:: MATERIAL SHOWN ::
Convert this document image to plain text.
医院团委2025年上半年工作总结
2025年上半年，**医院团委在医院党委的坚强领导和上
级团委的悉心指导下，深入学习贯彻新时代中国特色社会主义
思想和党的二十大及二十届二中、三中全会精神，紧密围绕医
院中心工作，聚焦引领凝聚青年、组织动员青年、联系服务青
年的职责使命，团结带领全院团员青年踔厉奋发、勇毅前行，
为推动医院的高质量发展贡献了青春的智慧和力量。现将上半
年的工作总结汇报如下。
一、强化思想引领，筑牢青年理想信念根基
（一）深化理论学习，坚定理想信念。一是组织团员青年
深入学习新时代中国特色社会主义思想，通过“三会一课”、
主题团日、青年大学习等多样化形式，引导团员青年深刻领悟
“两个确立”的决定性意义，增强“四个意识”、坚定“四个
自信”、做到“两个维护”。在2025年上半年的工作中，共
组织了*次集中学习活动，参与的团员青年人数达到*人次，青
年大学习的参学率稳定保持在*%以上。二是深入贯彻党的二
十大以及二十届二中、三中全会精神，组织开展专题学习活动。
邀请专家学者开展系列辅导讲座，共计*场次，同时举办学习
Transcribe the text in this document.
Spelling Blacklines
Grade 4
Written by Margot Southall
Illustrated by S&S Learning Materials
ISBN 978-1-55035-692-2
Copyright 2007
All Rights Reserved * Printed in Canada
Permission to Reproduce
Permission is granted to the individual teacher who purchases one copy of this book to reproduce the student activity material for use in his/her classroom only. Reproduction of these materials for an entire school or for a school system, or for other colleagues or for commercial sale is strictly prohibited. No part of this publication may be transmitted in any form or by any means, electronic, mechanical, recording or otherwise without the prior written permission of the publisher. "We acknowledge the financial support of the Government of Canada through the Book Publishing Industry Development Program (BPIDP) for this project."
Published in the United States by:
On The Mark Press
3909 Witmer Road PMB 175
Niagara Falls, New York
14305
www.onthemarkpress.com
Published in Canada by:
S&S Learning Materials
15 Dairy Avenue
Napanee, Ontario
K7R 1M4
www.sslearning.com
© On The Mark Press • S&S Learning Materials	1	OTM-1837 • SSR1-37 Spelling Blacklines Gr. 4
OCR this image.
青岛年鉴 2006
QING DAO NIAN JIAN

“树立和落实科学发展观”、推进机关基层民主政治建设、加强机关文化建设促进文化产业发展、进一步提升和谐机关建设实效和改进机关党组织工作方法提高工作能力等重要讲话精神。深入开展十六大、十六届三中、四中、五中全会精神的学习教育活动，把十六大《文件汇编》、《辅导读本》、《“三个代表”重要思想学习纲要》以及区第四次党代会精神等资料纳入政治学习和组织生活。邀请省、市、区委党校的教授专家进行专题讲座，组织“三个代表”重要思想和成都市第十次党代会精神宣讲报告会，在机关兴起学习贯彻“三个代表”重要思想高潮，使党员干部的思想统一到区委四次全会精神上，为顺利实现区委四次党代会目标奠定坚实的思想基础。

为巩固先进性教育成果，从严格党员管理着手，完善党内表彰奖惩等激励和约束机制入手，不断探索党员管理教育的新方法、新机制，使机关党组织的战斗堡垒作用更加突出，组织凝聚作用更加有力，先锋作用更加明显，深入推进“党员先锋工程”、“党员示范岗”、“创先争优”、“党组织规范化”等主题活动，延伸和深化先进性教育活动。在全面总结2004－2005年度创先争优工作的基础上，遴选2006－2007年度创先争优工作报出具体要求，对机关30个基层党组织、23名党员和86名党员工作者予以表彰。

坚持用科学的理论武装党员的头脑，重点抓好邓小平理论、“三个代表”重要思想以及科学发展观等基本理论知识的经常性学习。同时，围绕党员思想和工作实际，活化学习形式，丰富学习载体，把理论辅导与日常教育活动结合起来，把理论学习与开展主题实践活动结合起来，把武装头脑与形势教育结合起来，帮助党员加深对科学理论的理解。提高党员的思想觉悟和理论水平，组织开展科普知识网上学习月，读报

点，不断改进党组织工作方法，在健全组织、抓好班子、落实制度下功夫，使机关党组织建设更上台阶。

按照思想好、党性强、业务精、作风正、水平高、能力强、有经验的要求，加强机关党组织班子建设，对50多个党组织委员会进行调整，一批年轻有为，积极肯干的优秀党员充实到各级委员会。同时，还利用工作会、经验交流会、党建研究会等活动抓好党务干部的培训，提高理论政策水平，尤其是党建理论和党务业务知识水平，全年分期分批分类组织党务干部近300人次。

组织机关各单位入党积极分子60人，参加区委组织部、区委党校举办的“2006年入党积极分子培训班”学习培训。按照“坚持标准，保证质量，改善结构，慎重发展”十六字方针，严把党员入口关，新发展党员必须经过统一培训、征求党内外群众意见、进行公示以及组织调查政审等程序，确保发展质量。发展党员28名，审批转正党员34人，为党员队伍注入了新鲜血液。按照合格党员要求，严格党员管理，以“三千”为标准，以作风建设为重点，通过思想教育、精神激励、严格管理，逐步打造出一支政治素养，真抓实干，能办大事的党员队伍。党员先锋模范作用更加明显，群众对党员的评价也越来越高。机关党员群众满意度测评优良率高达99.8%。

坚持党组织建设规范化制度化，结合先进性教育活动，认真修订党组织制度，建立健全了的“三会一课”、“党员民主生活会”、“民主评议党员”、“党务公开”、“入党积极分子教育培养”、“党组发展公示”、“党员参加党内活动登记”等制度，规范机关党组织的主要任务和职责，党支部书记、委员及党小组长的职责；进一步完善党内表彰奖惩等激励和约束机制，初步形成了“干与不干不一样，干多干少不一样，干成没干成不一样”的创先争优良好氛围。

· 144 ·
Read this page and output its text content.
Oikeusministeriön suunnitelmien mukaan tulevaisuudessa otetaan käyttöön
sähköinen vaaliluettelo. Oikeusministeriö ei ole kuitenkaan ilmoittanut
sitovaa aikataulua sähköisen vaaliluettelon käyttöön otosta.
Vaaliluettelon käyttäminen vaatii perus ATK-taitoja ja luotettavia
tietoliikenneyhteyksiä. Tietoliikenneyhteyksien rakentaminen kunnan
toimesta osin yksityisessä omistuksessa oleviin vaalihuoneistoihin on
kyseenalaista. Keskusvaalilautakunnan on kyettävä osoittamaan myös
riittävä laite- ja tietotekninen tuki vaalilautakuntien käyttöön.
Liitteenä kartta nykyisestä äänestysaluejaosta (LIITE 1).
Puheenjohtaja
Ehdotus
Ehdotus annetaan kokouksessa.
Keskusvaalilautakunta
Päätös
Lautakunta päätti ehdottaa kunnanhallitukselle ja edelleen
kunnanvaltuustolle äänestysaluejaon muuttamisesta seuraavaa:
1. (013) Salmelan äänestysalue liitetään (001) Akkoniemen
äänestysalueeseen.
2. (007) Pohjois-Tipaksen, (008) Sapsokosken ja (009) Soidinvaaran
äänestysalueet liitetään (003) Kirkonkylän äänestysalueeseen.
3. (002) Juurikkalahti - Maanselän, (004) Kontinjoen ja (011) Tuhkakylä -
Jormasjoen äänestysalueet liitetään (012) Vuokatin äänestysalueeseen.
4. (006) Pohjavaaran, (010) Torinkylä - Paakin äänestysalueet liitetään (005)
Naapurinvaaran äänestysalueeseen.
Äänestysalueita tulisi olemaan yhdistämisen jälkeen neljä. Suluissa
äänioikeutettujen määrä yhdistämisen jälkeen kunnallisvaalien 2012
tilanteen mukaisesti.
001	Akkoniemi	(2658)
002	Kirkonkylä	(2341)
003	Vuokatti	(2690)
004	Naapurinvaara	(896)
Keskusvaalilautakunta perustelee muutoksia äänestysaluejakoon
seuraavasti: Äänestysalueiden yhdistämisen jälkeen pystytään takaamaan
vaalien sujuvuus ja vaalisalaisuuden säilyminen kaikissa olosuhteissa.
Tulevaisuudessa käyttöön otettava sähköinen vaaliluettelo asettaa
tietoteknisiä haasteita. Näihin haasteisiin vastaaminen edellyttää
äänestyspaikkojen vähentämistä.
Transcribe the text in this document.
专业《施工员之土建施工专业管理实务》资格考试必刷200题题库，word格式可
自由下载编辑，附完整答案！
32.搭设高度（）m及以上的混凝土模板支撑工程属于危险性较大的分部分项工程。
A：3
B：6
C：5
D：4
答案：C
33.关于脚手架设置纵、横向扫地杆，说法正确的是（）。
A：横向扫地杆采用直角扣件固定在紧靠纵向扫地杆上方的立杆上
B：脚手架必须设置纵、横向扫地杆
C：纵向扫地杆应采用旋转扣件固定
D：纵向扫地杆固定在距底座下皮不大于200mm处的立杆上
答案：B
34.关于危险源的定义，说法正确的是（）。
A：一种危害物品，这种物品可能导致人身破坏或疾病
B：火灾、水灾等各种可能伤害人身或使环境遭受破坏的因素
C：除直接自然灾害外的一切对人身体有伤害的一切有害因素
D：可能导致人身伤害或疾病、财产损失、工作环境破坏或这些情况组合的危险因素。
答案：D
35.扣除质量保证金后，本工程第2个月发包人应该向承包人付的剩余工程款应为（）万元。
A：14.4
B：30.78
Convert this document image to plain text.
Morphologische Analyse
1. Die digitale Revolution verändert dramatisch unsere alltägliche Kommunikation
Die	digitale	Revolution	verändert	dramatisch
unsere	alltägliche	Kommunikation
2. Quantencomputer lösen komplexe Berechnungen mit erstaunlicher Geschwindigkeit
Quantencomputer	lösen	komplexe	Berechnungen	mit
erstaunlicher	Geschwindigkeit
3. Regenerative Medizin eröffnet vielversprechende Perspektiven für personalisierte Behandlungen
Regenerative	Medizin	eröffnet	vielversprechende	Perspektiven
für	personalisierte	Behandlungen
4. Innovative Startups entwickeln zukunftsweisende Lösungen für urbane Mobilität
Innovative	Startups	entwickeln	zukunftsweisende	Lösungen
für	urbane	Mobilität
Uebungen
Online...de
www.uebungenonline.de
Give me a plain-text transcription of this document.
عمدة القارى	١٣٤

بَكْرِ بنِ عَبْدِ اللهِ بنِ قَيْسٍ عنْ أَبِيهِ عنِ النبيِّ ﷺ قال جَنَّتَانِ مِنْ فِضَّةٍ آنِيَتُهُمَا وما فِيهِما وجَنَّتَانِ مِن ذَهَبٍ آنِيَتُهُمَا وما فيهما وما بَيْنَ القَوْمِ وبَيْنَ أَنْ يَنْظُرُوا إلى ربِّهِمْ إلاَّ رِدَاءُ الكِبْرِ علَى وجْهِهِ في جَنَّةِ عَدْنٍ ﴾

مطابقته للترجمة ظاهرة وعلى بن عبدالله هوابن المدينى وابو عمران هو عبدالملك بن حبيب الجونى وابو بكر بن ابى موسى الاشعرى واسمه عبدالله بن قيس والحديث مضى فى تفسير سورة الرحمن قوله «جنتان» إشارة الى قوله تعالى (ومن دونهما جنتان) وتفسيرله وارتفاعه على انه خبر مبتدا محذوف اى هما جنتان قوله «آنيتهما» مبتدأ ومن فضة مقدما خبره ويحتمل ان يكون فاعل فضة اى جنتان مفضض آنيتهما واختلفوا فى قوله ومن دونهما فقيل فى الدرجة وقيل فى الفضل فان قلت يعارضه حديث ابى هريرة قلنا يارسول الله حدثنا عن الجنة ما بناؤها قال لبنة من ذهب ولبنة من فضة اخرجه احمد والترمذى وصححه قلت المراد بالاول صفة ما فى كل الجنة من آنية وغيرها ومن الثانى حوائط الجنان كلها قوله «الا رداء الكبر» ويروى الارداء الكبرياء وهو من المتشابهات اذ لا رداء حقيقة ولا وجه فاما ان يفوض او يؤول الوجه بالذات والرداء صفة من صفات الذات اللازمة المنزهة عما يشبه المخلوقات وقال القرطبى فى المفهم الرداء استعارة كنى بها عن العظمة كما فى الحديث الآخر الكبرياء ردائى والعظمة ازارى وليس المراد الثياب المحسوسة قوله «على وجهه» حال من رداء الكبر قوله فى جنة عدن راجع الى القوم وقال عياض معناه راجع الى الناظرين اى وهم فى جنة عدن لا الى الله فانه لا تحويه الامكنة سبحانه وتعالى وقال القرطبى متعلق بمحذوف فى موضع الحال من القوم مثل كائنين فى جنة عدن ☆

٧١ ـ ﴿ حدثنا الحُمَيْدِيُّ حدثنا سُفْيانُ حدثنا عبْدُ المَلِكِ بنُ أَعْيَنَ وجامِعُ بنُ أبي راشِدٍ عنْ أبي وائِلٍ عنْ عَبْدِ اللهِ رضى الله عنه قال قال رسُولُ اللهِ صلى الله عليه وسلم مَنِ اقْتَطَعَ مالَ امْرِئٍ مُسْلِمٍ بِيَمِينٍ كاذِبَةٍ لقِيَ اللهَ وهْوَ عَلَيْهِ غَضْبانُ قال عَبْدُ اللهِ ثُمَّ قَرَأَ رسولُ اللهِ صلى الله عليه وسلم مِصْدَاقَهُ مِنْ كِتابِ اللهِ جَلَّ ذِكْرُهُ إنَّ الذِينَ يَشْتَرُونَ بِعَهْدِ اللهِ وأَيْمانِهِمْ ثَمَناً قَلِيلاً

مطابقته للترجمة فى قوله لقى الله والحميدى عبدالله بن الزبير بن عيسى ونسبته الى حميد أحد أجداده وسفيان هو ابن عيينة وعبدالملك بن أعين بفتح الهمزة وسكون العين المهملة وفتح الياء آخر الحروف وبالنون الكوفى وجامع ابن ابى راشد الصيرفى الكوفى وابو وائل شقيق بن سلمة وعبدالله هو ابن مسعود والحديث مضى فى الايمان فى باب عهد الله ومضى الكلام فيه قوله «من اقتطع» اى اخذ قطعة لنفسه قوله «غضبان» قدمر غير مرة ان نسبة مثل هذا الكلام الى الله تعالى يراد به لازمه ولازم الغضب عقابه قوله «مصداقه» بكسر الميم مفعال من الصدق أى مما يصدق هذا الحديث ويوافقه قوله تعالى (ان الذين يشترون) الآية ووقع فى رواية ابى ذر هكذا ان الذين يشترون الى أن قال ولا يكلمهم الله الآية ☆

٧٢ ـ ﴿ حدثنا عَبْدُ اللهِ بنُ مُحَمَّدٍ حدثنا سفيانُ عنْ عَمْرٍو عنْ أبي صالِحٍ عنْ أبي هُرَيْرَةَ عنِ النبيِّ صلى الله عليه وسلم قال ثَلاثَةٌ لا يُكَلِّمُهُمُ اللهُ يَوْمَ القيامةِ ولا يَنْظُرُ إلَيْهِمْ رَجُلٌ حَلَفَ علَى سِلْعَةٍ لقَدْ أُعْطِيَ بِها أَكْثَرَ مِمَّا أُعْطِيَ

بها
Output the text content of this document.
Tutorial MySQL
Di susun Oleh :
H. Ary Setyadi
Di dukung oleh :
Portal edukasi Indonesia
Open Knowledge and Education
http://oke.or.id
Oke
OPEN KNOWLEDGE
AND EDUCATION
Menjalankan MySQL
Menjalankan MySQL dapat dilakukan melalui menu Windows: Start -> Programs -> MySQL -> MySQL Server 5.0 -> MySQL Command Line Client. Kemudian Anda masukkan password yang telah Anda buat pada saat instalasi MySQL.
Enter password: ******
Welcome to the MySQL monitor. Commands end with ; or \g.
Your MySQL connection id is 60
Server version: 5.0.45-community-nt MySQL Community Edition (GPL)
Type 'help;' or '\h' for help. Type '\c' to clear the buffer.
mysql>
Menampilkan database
:::
AIM: Give the count of lines in the data above that hold the string "Innovative", with no additional words.

ANSWER TO THE EXERCISE: 2